#### WRITTEN EXERCISE:
Leave out the pictures and repeat the data exactly.

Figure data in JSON
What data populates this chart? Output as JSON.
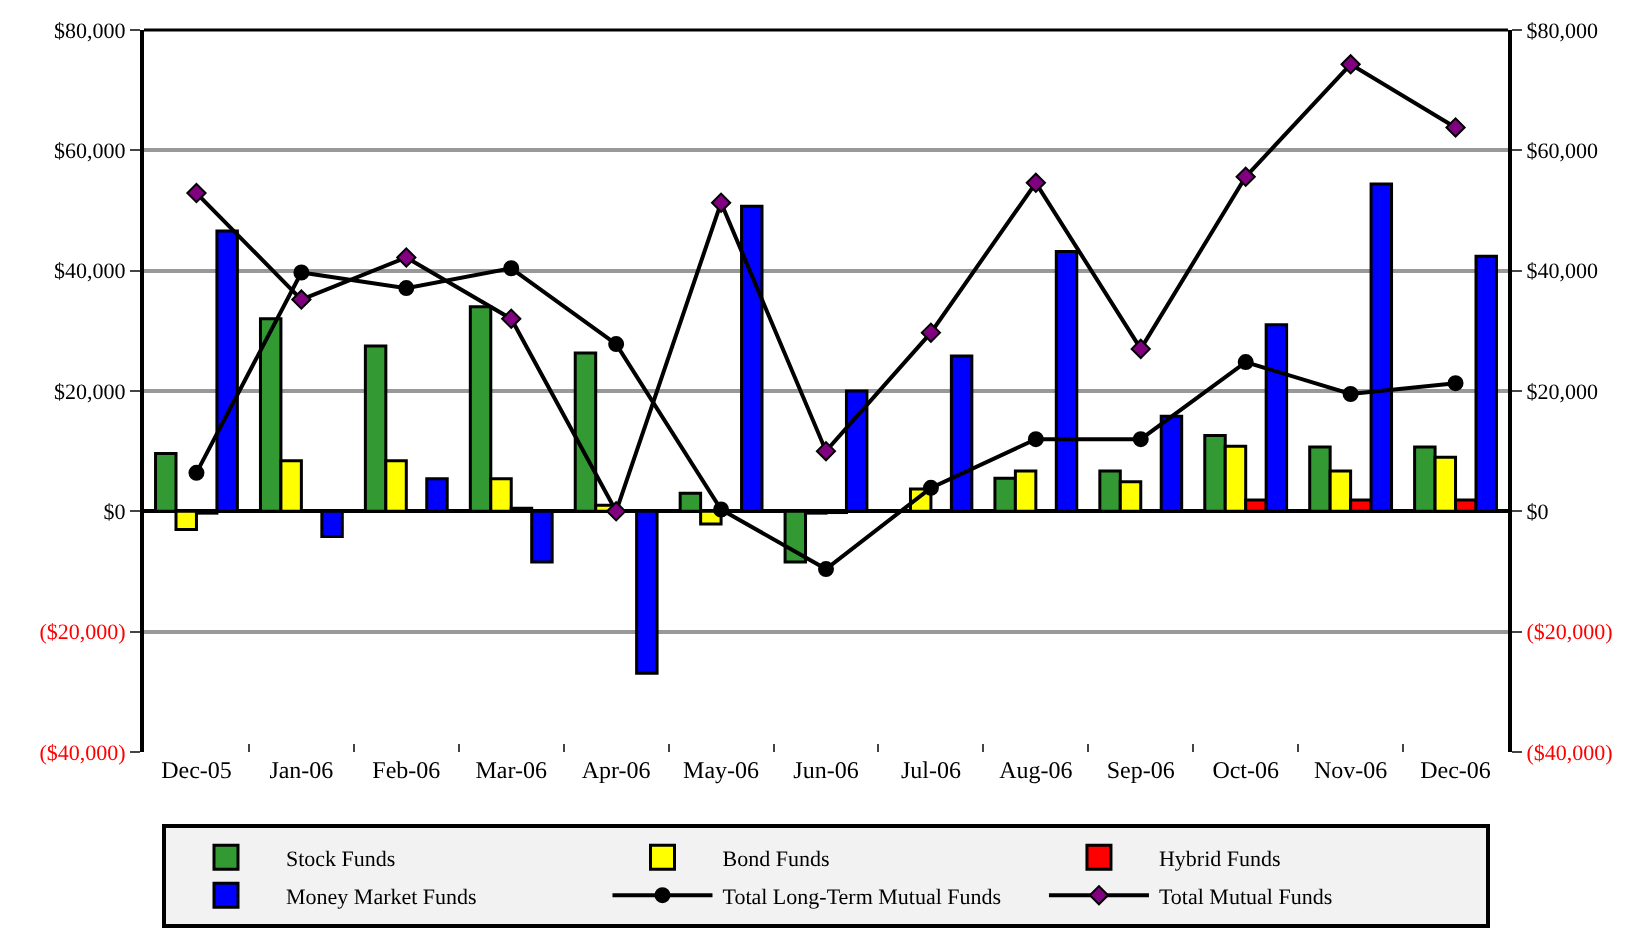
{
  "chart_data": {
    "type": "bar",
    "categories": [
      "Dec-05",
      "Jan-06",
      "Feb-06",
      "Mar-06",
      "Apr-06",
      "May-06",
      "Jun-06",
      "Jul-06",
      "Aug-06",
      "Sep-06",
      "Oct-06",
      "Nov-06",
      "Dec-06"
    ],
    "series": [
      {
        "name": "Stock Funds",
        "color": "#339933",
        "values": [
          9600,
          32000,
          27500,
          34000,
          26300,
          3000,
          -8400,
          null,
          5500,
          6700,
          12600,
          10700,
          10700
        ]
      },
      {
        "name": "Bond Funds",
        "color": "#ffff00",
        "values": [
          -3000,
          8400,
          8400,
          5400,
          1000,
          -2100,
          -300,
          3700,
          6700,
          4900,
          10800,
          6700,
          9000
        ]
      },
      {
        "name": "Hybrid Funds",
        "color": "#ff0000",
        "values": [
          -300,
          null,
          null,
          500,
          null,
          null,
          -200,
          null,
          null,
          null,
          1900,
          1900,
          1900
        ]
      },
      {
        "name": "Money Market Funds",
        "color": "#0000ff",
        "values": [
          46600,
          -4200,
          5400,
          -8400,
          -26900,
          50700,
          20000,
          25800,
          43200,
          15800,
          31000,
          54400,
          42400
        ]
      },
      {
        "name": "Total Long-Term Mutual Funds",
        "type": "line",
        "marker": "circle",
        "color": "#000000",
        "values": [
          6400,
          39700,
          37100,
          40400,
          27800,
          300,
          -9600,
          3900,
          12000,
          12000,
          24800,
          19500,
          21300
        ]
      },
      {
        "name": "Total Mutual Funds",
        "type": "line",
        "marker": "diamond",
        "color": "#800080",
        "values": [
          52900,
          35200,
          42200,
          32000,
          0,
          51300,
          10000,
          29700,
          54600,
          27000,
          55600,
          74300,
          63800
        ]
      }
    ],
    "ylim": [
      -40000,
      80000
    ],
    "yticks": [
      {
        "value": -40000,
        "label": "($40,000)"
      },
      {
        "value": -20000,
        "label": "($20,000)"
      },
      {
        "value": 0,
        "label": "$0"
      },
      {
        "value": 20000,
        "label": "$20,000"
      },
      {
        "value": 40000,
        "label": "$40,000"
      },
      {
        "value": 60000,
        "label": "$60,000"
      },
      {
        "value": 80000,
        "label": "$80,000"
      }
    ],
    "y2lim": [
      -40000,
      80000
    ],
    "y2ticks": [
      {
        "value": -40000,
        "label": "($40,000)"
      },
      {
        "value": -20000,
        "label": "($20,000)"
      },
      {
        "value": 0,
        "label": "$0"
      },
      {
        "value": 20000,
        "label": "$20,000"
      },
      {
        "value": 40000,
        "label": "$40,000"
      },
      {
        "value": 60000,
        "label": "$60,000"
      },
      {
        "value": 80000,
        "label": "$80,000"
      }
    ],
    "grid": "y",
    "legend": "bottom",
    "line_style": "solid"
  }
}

#### THE RESULT:
What data populates this chart? Output as JSON.
{
  "chart_data": {
    "type": "bar",
    "categories": [
      "Dec-05",
      "Jan-06",
      "Feb-06",
      "Mar-06",
      "Apr-06",
      "May-06",
      "Jun-06",
      "Jul-06",
      "Aug-06",
      "Sep-06",
      "Oct-06",
      "Nov-06",
      "Dec-06"
    ],
    "series": [
      {
        "name": "Stock Funds",
        "color": "#339933",
        "values": [
          9600,
          32000,
          27500,
          34000,
          26300,
          3000,
          -8400,
          null,
          5500,
          6700,
          12600,
          10700,
          10700
        ]
      },
      {
        "name": "Bond Funds",
        "color": "#ffff00",
        "values": [
          -3000,
          8400,
          8400,
          5400,
          1000,
          -2100,
          -300,
          3700,
          6700,
          4900,
          10800,
          6700,
          9000
        ]
      },
      {
        "name": "Hybrid Funds",
        "color": "#ff0000",
        "values": [
          -300,
          null,
          null,
          500,
          null,
          null,
          -200,
          null,
          null,
          null,
          1900,
          1900,
          1900
        ]
      },
      {
        "name": "Money Market Funds",
        "color": "#0000ff",
        "values": [
          46600,
          -4200,
          5400,
          -8400,
          -26900,
          50700,
          20000,
          25800,
          43200,
          15800,
          31000,
          54400,
          42400
        ]
      },
      {
        "name": "Total Long-Term Mutual Funds",
        "type": "line",
        "marker": "circle",
        "color": "#000000",
        "values": [
          6400,
          39700,
          37100,
          40400,
          27800,
          300,
          -9600,
          3900,
          12000,
          12000,
          24800,
          19500,
          21300
        ]
      },
      {
        "name": "Total Mutual Funds",
        "type": "line",
        "marker": "diamond",
        "color": "#800080",
        "values": [
          52900,
          35200,
          42200,
          32000,
          0,
          51300,
          10000,
          29700,
          54600,
          27000,
          55600,
          74300,
          63800
        ]
      }
    ],
    "ylim": [
      -40000,
      80000
    ],
    "yticks": [
      {
        "value": -40000,
        "label": "($40,000)"
      },
      {
        "value": -20000,
        "label": "($20,000)"
      },
      {
        "value": 0,
        "label": "$0"
      },
      {
        "value": 20000,
        "label": "$20,000"
      },
      {
        "value": 40000,
        "label": "$40,000"
      },
      {
        "value": 60000,
        "label": "$60,000"
      },
      {
        "value": 80000,
        "label": "$80,000"
      }
    ],
    "y2lim": [
      -40000,
      80000
    ],
    "y2ticks": [
      {
        "value": -40000,
        "label": "($40,000)"
      },
      {
        "value": -20000,
        "label": "($20,000)"
      },
      {
        "value": 0,
        "label": "$0"
      },
      {
        "value": 20000,
        "label": "$20,000"
      },
      {
        "value": 40000,
        "label": "$40,000"
      },
      {
        "value": 60000,
        "label": "$60,000"
      },
      {
        "value": 80000,
        "label": "$80,000"
      }
    ],
    "grid": "y",
    "legend": "bottom",
    "line_style": "solid"
  }
}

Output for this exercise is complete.